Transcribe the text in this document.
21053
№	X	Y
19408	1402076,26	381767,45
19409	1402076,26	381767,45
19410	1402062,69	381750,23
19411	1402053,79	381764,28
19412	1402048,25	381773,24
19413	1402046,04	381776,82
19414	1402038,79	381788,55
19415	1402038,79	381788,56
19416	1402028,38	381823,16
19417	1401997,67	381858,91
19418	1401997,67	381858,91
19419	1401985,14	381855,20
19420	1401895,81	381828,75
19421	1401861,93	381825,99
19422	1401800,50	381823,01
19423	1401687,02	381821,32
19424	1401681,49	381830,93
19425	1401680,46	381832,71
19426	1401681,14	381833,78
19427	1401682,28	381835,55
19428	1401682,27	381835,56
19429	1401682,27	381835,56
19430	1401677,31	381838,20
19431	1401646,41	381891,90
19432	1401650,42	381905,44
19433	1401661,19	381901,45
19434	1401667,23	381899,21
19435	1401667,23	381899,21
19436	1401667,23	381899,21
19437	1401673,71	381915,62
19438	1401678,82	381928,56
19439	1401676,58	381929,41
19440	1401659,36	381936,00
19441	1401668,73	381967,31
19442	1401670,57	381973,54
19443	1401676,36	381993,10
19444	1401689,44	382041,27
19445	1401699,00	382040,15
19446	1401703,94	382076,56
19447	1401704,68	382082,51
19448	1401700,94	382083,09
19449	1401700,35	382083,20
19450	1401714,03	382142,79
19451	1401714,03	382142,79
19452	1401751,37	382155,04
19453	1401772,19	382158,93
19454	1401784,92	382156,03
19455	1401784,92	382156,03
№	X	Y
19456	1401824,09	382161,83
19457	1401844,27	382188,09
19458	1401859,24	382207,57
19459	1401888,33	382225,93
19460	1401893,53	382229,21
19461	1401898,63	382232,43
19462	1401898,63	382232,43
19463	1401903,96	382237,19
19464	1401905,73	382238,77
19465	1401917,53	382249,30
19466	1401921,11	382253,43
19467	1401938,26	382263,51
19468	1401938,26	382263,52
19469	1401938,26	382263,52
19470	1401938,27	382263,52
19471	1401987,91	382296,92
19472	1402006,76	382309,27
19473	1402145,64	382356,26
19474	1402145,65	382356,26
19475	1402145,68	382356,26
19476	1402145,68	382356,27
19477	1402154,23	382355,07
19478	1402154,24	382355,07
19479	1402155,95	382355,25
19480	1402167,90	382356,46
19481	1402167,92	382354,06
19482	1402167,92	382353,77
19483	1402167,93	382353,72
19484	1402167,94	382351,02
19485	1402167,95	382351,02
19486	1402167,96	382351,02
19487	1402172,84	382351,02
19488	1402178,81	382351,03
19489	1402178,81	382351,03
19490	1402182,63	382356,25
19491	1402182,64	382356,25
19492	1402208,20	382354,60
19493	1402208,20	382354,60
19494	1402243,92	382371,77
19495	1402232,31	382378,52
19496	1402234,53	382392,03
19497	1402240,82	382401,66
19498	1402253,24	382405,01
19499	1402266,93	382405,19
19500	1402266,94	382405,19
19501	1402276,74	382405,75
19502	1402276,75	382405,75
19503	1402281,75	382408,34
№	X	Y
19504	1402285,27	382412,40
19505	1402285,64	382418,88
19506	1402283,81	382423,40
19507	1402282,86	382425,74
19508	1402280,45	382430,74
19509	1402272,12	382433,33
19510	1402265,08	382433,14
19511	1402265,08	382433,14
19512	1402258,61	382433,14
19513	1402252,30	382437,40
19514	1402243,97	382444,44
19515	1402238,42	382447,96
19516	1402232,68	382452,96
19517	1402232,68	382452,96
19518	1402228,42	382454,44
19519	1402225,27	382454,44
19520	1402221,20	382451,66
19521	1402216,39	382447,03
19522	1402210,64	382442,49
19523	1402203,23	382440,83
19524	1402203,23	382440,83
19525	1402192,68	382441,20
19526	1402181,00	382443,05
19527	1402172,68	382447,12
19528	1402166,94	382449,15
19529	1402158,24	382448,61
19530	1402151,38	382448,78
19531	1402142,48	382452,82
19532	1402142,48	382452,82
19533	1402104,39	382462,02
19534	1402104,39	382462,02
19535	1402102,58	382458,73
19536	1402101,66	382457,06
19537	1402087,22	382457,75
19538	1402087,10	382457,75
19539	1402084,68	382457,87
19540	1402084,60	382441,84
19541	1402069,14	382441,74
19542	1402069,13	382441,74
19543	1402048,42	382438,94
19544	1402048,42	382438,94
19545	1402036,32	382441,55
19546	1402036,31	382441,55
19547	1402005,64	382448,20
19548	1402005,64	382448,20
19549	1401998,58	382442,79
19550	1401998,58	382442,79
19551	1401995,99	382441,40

• What you need to do
Output the records exactly, including every line.

• Complete output
Transcribe the text in this document.
21053
№	X	Y
19408	1402076,26	381767,45
19409	1402076,26	381767,45
19410	1402062,69	381750,23
19411	1402053,79	381764,28
19412	1402048,25	381773,24
19413	1402046,04	381776,82
19414	1402038,79	381788,55
19415	1402038,79	381788,56
19416	1402028,38	381823,16
19417	1401997,67	381858,91
19418	1401997,67	381858,91
19419	1401985,14	381855,20
19420	1401895,81	381828,75
19421	1401861,93	381825,99
19422	1401800,50	381823,01
19423	1401687,02	381821,32
19424	1401681,49	381830,93
19425	1401680,46	381832,71
19426	1401681,14	381833,78
19427	1401682,28	381835,55
19428	1401682,27	381835,56
19429	1401682,27	381835,56
19430	1401677,31	381838,20
19431	1401646,41	381891,90
19432	1401650,42	381905,44
19433	1401661,19	381901,45
19434	1401667,23	381899,21
19435	1401667,23	381899,21
19436	1401667,23	381899,21
19437	1401673,71	381915,62
19438	1401678,82	381928,56
19439	1401676,58	381929,41
19440	1401659,36	381936,00
19441	1401668,73	381967,31
19442	1401670,57	381973,54
19443	1401676,36	381993,10
19444	1401689,44	382041,27
19445	1401699,00	382040,15
19446	1401703,94	382076,56
19447	1401704,68	382082,51
19448	1401700,94	382083,09
19449	1401700,35	382083,20
19450	1401714,03	382142,79
19451	1401714,03	382142,79
19452	1401751,37	382155,04
19453	1401772,19	382158,93
19454	1401784,92	382156,03
19455	1401784,92	382156,03
№	X	Y
19456	1401824,09	382161,83
19457	1401844,27	382188,09
19458	1401859,24	382207,57
19459	1401888,33	382225,93
19460	1401893,53	382229,21
19461	1401898,63	382232,43
19462	1401898,63	382232,43
19463	1401903,96	382237,19
19464	1401905,73	382238,77
19465	1401917,53	382249,30
19466	1401921,11	382253,43
19467	1401938,26	382263,51
19468	1401938,26	382263,52
19469	1401938,26	382263,52
19470	1401938,27	382263,52
19471	1401987,91	382296,92
19472	1402006,76	382309,27
19473	1402145,64	382356,26
19474	1402145,65	382356,26
19475	1402145,68	382356,26
19476	1402145,68	382356,27
19477	1402154,23	382355,07
19478	1402154,24	382355,07
19479	1402155,95	382355,25
19480	1402167,90	382356,46
19481	1402167,92	382354,06
19482	1402167,92	382353,77
19483	1402167,93	382353,72
19484	1402167,94	382351,02
19485	1402167,95	382351,02
19486	1402167,96	382351,02
19487	1402172,84	382351,02
19488	1402178,81	382351,03
19489	1402178,81	382351,03
19490	1402182,63	382356,25
19491	1402182,64	382356,25
19492	1402208,20	382354,60
19493	1402208,20	382354,60
19494	1402243,92	382371,77
19495	1402232,31	382378,52
19496	1402234,53	382392,03
19497	1402240,82	382401,66
19498	1402253,24	382405,01
19499	1402266,93	382405,19
19500	1402266,94	382405,19
19501	1402276,74	382405,75
19502	1402276,75	382405,75
19503	1402281,75	382408,34
№	X	Y
19504	1402285,27	382412,40
19505	1402285,64	382418,88
19506	1402283,81	382423,40
19507	1402282,86	382425,74
19508	1402280,45	382430,74
19509	1402272,12	382433,33
19510	1402265,08	382433,14
19511	1402265,08	382433,14
19512	1402258,61	382433,14
19513	1402252,30	382437,40
19514	1402243,97	382444,44
19515	1402238,42	382447,96
19516	1402232,68	382452,96
19517	1402232,68	382452,96
19518	1402228,42	382454,44
19519	1402225,27	382454,44
19520	1402221,20	382451,66
19521	1402216,39	382447,03
19522	1402210,64	382442,49
19523	1402203,23	382440,83
19524	1402203,23	382440,83
19525	1402192,68	382441,20
19526	1402181,00	382443,05
19527	1402172,68	382447,12
19528	1402166,94	382449,15
19529	1402158,24	382448,61
19530	1402151,38	382448,78
19531	1402142,48	382452,82
19532	1402142,48	382452,82
19533	1402104,39	382462,02
19534	1402104,39	382462,02
19535	1402102,58	382458,73
19536	1402101,66	382457,06
19537	1402087,22	382457,75
19538	1402087,10	382457,75
19539	1402084,68	382457,87
19540	1402084,60	382441,84
19541	1402069,14	382441,74
19542	1402069,13	382441,74
19543	1402048,42	382438,94
19544	1402048,42	382438,94
19545	1402036,32	382441,55
19546	1402036,31	382441,55
19547	1402005,64	382448,20
19548	1402005,64	382448,20
19549	1401998,58	382442,79
19550	1401998,58	382442,79
19551	1401995,99	382441,40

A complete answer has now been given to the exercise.